> _TASK_
Each line that holds the word "title" counts once. Give the total number of such lines and nothing else.

> _MATERIAL PROVIDED_
»»

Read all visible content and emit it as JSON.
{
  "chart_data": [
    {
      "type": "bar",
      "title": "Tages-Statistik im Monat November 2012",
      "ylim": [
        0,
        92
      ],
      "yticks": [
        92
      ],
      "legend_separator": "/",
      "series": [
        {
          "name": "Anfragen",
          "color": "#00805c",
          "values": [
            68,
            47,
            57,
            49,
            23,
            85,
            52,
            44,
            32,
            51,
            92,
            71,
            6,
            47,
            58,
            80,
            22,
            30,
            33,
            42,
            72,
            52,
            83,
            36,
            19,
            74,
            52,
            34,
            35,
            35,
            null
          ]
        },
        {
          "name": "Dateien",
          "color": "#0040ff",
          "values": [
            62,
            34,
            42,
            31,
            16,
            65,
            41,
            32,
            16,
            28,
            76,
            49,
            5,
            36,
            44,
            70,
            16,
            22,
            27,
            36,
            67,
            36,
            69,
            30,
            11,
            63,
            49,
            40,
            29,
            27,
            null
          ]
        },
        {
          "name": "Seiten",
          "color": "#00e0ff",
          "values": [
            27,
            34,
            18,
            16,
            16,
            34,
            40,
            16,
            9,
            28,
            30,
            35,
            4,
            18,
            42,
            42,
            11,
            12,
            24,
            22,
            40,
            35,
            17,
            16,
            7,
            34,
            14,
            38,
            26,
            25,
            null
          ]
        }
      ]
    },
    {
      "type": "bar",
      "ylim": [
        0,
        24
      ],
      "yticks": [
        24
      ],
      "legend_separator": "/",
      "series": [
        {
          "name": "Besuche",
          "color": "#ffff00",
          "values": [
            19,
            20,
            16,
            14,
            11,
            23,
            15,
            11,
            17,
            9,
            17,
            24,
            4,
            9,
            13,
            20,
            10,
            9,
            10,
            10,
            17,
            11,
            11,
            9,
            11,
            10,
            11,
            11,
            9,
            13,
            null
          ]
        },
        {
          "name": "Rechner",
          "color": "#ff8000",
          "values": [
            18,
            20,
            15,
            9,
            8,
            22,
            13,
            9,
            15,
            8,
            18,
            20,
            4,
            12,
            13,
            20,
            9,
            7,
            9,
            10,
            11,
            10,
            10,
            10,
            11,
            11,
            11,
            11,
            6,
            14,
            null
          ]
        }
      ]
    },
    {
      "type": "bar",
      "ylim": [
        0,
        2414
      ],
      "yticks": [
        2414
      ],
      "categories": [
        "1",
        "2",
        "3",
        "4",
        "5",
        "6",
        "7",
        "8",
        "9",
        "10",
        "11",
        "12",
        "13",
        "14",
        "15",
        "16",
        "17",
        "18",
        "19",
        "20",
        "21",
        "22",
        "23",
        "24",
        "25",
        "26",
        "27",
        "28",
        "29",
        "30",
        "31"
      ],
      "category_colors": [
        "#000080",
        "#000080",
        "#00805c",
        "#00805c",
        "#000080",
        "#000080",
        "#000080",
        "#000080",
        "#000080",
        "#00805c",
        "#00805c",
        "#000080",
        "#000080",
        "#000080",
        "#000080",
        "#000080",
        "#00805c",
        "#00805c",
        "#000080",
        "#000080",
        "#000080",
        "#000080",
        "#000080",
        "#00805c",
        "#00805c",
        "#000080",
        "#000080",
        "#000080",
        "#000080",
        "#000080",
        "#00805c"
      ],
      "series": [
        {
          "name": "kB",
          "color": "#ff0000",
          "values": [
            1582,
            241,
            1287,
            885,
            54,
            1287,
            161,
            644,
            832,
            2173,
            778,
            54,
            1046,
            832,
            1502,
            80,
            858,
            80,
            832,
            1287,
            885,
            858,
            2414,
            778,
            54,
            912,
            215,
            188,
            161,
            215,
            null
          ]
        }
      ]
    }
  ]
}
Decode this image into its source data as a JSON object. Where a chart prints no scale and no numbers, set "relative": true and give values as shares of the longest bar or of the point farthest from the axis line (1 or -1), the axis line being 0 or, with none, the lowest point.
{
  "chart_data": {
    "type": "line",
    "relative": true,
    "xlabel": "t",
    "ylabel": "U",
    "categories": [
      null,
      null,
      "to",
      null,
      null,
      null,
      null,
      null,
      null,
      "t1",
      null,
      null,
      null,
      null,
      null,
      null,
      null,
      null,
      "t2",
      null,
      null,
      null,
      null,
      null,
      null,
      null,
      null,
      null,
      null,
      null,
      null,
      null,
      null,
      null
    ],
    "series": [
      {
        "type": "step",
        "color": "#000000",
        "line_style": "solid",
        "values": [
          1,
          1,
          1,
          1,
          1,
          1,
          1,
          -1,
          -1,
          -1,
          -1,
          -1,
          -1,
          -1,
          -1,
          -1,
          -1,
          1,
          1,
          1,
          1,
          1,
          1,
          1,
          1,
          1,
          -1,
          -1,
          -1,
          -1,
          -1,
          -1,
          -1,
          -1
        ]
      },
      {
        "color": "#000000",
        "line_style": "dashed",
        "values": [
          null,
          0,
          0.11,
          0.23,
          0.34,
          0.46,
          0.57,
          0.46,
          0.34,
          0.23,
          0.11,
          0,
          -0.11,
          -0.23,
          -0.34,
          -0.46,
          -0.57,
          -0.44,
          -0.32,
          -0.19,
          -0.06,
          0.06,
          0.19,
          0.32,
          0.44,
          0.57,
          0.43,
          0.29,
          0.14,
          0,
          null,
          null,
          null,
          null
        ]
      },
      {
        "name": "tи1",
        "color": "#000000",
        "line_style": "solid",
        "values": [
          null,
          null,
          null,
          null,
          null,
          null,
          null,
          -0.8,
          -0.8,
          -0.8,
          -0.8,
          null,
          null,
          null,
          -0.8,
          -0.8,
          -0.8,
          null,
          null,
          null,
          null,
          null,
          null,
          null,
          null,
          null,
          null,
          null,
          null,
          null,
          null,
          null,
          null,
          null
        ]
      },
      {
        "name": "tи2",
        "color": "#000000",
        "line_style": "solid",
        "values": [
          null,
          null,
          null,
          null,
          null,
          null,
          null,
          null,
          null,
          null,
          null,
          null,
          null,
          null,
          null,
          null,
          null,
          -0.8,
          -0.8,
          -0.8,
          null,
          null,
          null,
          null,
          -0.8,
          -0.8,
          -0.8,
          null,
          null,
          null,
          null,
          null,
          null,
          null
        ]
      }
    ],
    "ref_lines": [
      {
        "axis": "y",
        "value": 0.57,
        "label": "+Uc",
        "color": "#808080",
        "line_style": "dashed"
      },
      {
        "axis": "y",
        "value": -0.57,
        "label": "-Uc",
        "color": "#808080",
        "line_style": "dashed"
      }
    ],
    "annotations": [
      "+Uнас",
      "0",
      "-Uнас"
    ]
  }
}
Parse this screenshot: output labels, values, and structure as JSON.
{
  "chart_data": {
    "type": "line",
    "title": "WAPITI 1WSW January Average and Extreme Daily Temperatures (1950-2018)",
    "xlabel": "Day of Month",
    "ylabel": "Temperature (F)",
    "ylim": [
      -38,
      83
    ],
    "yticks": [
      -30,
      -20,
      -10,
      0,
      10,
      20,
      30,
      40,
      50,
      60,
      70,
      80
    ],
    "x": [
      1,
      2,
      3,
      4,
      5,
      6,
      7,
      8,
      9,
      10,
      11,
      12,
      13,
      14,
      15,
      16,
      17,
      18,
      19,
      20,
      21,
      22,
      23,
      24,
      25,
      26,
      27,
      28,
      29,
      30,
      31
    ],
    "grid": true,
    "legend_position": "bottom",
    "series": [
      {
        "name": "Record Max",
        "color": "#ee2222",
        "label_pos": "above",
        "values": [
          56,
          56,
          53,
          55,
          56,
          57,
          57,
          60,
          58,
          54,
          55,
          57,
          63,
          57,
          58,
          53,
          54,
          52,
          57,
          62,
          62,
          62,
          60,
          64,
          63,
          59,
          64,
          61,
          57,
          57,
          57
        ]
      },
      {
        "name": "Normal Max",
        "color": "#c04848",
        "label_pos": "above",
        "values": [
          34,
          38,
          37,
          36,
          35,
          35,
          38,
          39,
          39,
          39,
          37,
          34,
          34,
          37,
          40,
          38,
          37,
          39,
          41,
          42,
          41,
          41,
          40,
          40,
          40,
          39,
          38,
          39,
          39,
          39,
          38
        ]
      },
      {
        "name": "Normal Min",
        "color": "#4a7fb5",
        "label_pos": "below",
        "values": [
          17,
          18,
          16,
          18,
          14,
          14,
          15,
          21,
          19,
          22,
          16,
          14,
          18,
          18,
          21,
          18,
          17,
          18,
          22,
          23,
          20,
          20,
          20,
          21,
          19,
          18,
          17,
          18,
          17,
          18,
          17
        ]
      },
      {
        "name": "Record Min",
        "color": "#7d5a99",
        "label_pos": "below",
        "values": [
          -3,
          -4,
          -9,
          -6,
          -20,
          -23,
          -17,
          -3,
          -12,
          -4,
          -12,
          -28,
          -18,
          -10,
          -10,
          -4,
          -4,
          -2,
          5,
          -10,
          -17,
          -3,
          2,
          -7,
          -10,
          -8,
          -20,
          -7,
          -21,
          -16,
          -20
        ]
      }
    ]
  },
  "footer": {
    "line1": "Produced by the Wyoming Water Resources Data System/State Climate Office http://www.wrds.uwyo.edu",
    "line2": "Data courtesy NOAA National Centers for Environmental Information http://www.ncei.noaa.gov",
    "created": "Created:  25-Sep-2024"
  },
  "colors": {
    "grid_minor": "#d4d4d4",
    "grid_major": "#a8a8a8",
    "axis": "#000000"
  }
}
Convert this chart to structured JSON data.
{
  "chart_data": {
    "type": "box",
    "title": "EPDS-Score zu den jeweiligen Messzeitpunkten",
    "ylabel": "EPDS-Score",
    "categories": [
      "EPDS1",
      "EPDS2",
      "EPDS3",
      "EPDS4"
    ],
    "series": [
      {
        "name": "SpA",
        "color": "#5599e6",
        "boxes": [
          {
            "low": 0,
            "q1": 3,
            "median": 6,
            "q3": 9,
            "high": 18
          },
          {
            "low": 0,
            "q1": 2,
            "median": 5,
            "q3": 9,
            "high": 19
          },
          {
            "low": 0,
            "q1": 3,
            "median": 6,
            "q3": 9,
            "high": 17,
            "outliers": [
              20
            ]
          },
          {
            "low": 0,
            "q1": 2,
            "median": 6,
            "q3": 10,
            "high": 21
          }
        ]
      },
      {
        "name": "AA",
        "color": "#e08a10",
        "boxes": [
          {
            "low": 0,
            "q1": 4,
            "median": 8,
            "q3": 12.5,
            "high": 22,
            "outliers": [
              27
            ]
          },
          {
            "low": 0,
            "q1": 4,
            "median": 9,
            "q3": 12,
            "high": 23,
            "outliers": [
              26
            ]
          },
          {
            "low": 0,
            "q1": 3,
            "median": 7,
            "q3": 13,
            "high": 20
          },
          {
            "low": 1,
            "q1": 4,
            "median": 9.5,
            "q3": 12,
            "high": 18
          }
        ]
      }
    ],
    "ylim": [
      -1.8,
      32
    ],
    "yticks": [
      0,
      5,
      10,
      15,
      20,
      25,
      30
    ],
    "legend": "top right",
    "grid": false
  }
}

««

> _ANSWER BELOW_
3